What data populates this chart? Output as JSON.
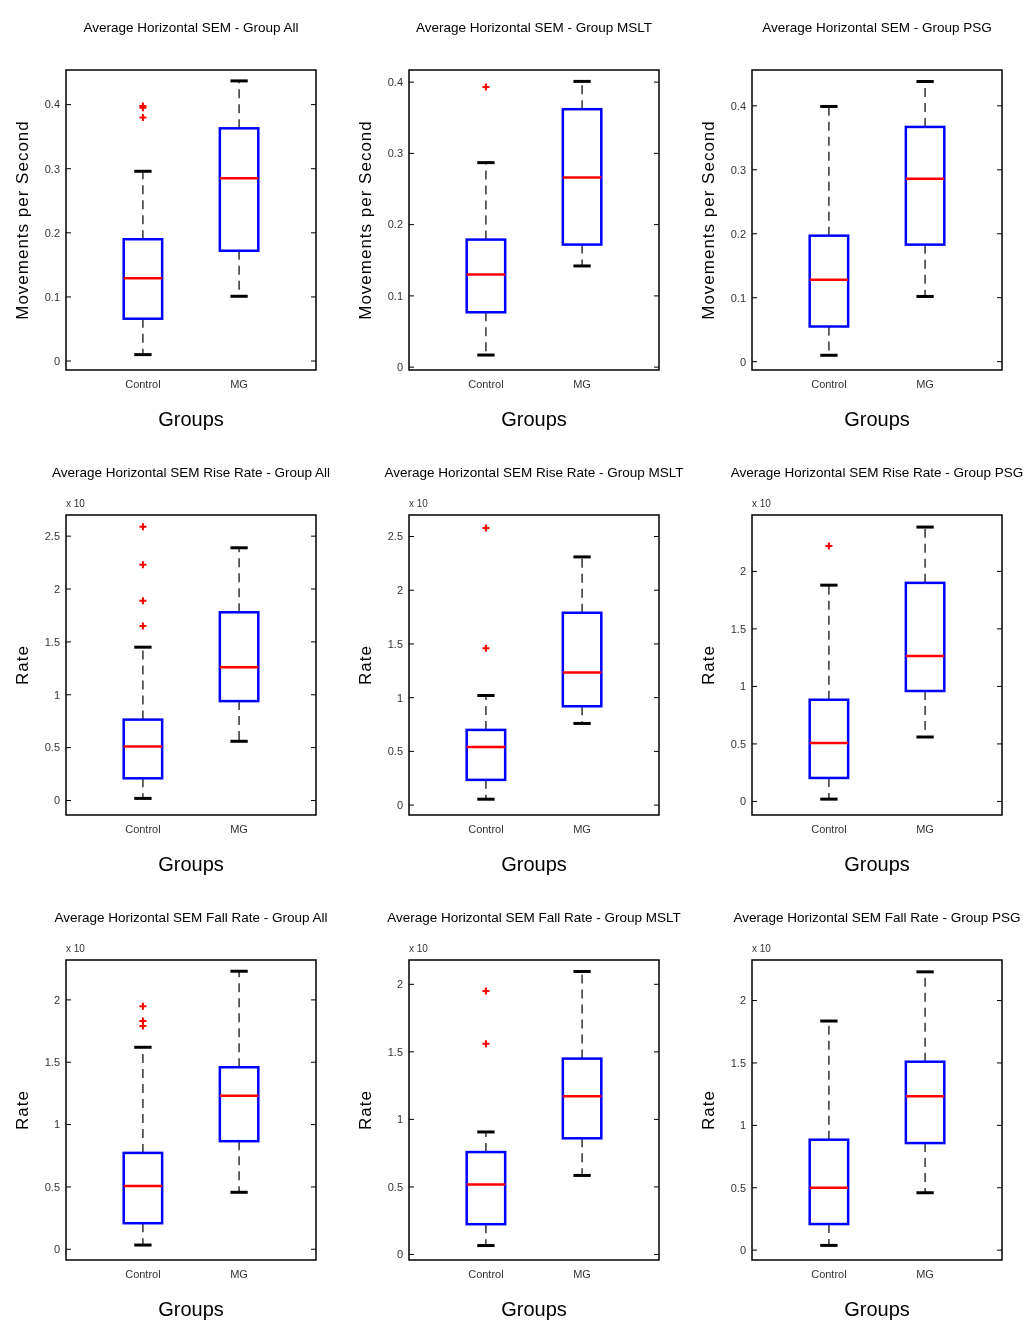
{
  "chart_data": [
    {
      "type": "box",
      "title": "Average Horizontal SEM - Group All",
      "xlabel": "Groups",
      "ylabel": "Movements per Second",
      "categories": [
        "Control",
        "MG"
      ],
      "ylim": [
        -0.014,
        0.454
      ],
      "yticks": [
        0,
        0.1,
        0.2,
        0.3,
        0.4
      ],
      "series": [
        {
          "color": "#0000ff",
          "boxes": [
            {
              "low": 0.01,
              "q1": 0.066,
              "median": 0.129,
              "q3": 0.19,
              "high": 0.296,
              "outliers": [
                0.38,
                0.395,
                0.398
              ]
            },
            {
              "low": 0.101,
              "q1": 0.172,
              "median": 0.285,
              "q3": 0.363,
              "high": 0.437
            }
          ]
        }
      ]
    },
    {
      "type": "box",
      "title": "Average Horizontal SEM - Group MSLT",
      "xlabel": "Groups",
      "ylabel": "Movements per Second",
      "categories": [
        "Control",
        "MG"
      ],
      "ylim": [
        -0.004,
        0.417
      ],
      "yticks": [
        0,
        0.1,
        0.2,
        0.3,
        0.4
      ],
      "series": [
        {
          "color": "#0000ff",
          "boxes": [
            {
              "low": 0.017,
              "q1": 0.077,
              "median": 0.13,
              "q3": 0.179,
              "high": 0.287,
              "outliers": [
                0.393
              ]
            },
            {
              "low": 0.142,
              "q1": 0.172,
              "median": 0.266,
              "q3": 0.362,
              "high": 0.401
            }
          ]
        }
      ]
    },
    {
      "type": "box",
      "title": "Average Horizontal SEM - Group PSG",
      "xlabel": "Groups",
      "ylabel": "Movements per Second",
      "categories": [
        "Control",
        "MG"
      ],
      "ylim": [
        -0.013,
        0.456
      ],
      "yticks": [
        0,
        0.1,
        0.2,
        0.3,
        0.4
      ],
      "series": [
        {
          "color": "#0000ff",
          "boxes": [
            {
              "low": 0.01,
              "q1": 0.055,
              "median": 0.128,
              "q3": 0.197,
              "high": 0.399
            },
            {
              "low": 0.102,
              "q1": 0.183,
              "median": 0.286,
              "q3": 0.367,
              "high": 0.438
            }
          ]
        }
      ]
    },
    {
      "type": "box",
      "title": "Average Horizontal SEM Rise Rate - Group All",
      "xlabel": "Groups",
      "ylabel": "Rate",
      "annotations": [
        "x 10"
      ],
      "categories": [
        "Control",
        "MG"
      ],
      "ylim": [
        -0.137,
        2.7
      ],
      "yticks": [
        0,
        0.5,
        1,
        1.5,
        2,
        2.5
      ],
      "series": [
        {
          "color": "#0000ff",
          "boxes": [
            {
              "low": 0.02,
              "q1": 0.21,
              "median": 0.51,
              "q3": 0.765,
              "high": 1.45,
              "outliers": [
                1.65,
                1.89,
                2.23,
                2.59
              ]
            },
            {
              "low": 0.56,
              "q1": 0.94,
              "median": 1.26,
              "q3": 1.78,
              "high": 2.39
            }
          ]
        }
      ]
    },
    {
      "type": "box",
      "title": "Average Horizontal SEM Rise Rate - Group MSLT",
      "xlabel": "Groups",
      "ylabel": "Rate",
      "annotations": [
        "x 10"
      ],
      "categories": [
        "Control",
        "MG"
      ],
      "ylim": [
        -0.092,
        2.7
      ],
      "yticks": [
        0,
        0.5,
        1,
        1.5,
        2,
        2.5
      ],
      "series": [
        {
          "color": "#0000ff",
          "boxes": [
            {
              "low": 0.055,
              "q1": 0.235,
              "median": 0.54,
              "q3": 0.7,
              "high": 1.02,
              "outliers": [
                1.46,
                2.58
              ]
            },
            {
              "low": 0.76,
              "q1": 0.92,
              "median": 1.235,
              "q3": 1.79,
              "high": 2.31
            }
          ]
        }
      ]
    },
    {
      "type": "box",
      "title": "Average Horizontal SEM Rise Rate - Group PSG",
      "xlabel": "Groups",
      "ylabel": "Rate",
      "annotations": [
        "x 10"
      ],
      "categories": [
        "Control",
        "MG"
      ],
      "ylim": [
        -0.118,
        2.49
      ],
      "yticks": [
        0,
        0.5,
        1,
        1.5,
        2
      ],
      "series": [
        {
          "color": "#0000ff",
          "boxes": [
            {
              "low": 0.02,
              "q1": 0.204,
              "median": 0.507,
              "q3": 0.884,
              "high": 1.88,
              "outliers": [
                2.22
              ]
            },
            {
              "low": 0.56,
              "q1": 0.96,
              "median": 1.265,
              "q3": 1.9,
              "high": 2.385
            }
          ]
        }
      ]
    },
    {
      "type": "box",
      "title": "Average Horizontal SEM Fall Rate - Group All",
      "xlabel": "Groups",
      "ylabel": "Rate",
      "annotations": [
        "x 10"
      ],
      "categories": [
        "Control",
        "MG"
      ],
      "ylim": [
        -0.086,
        2.32
      ],
      "yticks": [
        0,
        0.5,
        1,
        1.5,
        2
      ],
      "series": [
        {
          "color": "#0000ff",
          "boxes": [
            {
              "low": 0.034,
              "q1": 0.209,
              "median": 0.507,
              "q3": 0.773,
              "high": 1.62,
              "outliers": [
                1.79,
                1.83,
                1.95
              ]
            },
            {
              "low": 0.457,
              "q1": 0.867,
              "median": 1.232,
              "q3": 1.46,
              "high": 2.23
            }
          ]
        }
      ]
    },
    {
      "type": "box",
      "title": "Average Horizontal SEM Fall Rate - Group MSLT",
      "xlabel": "Groups",
      "ylabel": "Rate",
      "annotations": [
        "x 10"
      ],
      "categories": [
        "Control",
        "MG"
      ],
      "ylim": [
        -0.041,
        2.18
      ],
      "yticks": [
        0,
        0.5,
        1,
        1.5,
        2
      ],
      "series": [
        {
          "color": "#0000ff",
          "boxes": [
            {
              "low": 0.066,
              "q1": 0.224,
              "median": 0.518,
              "q3": 0.758,
              "high": 0.907,
              "outliers": [
                1.56,
                1.95
              ]
            },
            {
              "low": 0.585,
              "q1": 0.86,
              "median": 1.172,
              "q3": 1.45,
              "high": 2.095
            }
          ]
        }
      ]
    },
    {
      "type": "box",
      "title": "Average Horizontal SEM Fall Rate - Group PSG",
      "xlabel": "Groups",
      "ylabel": "Rate",
      "annotations": [
        "x 10"
      ],
      "categories": [
        "Control",
        "MG"
      ],
      "ylim": [
        -0.079,
        2.325
      ],
      "yticks": [
        0,
        0.5,
        1,
        1.5,
        2
      ],
      "series": [
        {
          "color": "#0000ff",
          "boxes": [
            {
              "low": 0.038,
              "q1": 0.209,
              "median": 0.499,
              "q3": 0.885,
              "high": 1.836
            },
            {
              "low": 0.46,
              "q1": 0.858,
              "median": 1.234,
              "q3": 1.51,
              "high": 2.23
            }
          ]
        }
      ]
    }
  ]
}
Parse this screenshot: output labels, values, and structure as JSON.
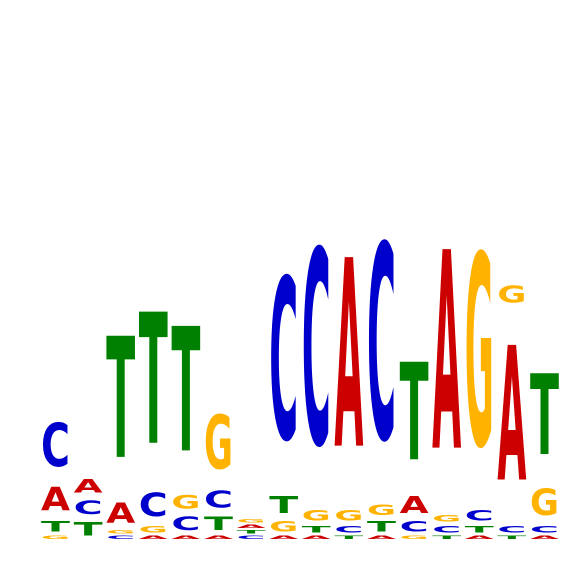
{
  "logo": {
    "type": "sequence-logo",
    "colors": {
      "A": "#cc0000",
      "C": "#0000cc",
      "G": "#ffb300",
      "T": "#008000"
    },
    "positions": [
      [
        [
          "G",
          0.01
        ],
        [
          "T",
          0.03
        ],
        [
          "A",
          0.07
        ],
        [
          "C",
          0.13
        ]
      ],
      [
        [
          "T",
          0.04
        ],
        [
          "C",
          0.04
        ],
        [
          "A",
          0.04
        ]
      ],
      [
        [
          "C",
          0.01
        ],
        [
          "G",
          0.01
        ],
        [
          "A",
          0.06
        ],
        [
          "T",
          0.36
        ]
      ],
      [
        [
          "A",
          0.01
        ],
        [
          "G",
          0.02
        ],
        [
          "C",
          0.07
        ],
        [
          "T",
          0.39
        ]
      ],
      [
        [
          "A",
          0.01
        ],
        [
          "C",
          0.04
        ],
        [
          "G",
          0.04
        ],
        [
          "T",
          0.37
        ]
      ],
      [
        [
          "A",
          0.01
        ],
        [
          "T",
          0.04
        ],
        [
          "C",
          0.05
        ],
        [
          "G",
          0.16
        ]
      ],
      [
        [
          "C",
          0.01
        ],
        [
          "T",
          0.01
        ],
        [
          "A",
          0.01
        ],
        [
          "G",
          0.01
        ]
      ],
      [
        [
          "A",
          0.01
        ],
        [
          "G",
          0.03
        ],
        [
          "T",
          0.05
        ],
        [
          "C",
          0.48
        ]
      ],
      [
        [
          "A",
          0.01
        ],
        [
          "T",
          0.02
        ],
        [
          "G",
          0.03
        ],
        [
          "C",
          0.58
        ]
      ],
      [
        [
          "T",
          0.01
        ],
        [
          "C",
          0.02
        ],
        [
          "G",
          0.03
        ],
        [
          "A",
          0.56
        ]
      ],
      [
        [
          "A",
          0.01
        ],
        [
          "T",
          0.03
        ],
        [
          "G",
          0.03
        ],
        [
          "C",
          0.58
        ]
      ],
      [
        [
          "G",
          0.01
        ],
        [
          "C",
          0.03
        ],
        [
          "A",
          0.05
        ],
        [
          "T",
          0.29
        ]
      ],
      [
        [
          "T",
          0.01
        ],
        [
          "C",
          0.02
        ],
        [
          "G",
          0.02
        ],
        [
          "A",
          0.59
        ]
      ],
      [
        [
          "A",
          0.01
        ],
        [
          "T",
          0.02
        ],
        [
          "C",
          0.03
        ],
        [
          "G",
          0.57
        ]
      ],
      [
        [
          "T",
          0.01
        ],
        [
          "C",
          0.02
        ],
        [
          "A",
          0.4
        ],
        [
          "G",
          0.05
        ]
      ],
      [
        [
          "A",
          0.01
        ],
        [
          "C",
          0.02
        ],
        [
          "G",
          0.08
        ],
        [
          "T",
          0.24
        ]
      ]
    ]
  }
}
====
SHORT TASK: Check each line above for the word "Rise", and copy the lines where it appears.

TASK RESPONSE:
      "title": "Average Horizontal SEM Rise Rate - Group All",
      "title": "Average Horizontal SEM Rise Rate - Group MSLT",
      "title": "Average Horizontal SEM Rise Rate - Group PSG",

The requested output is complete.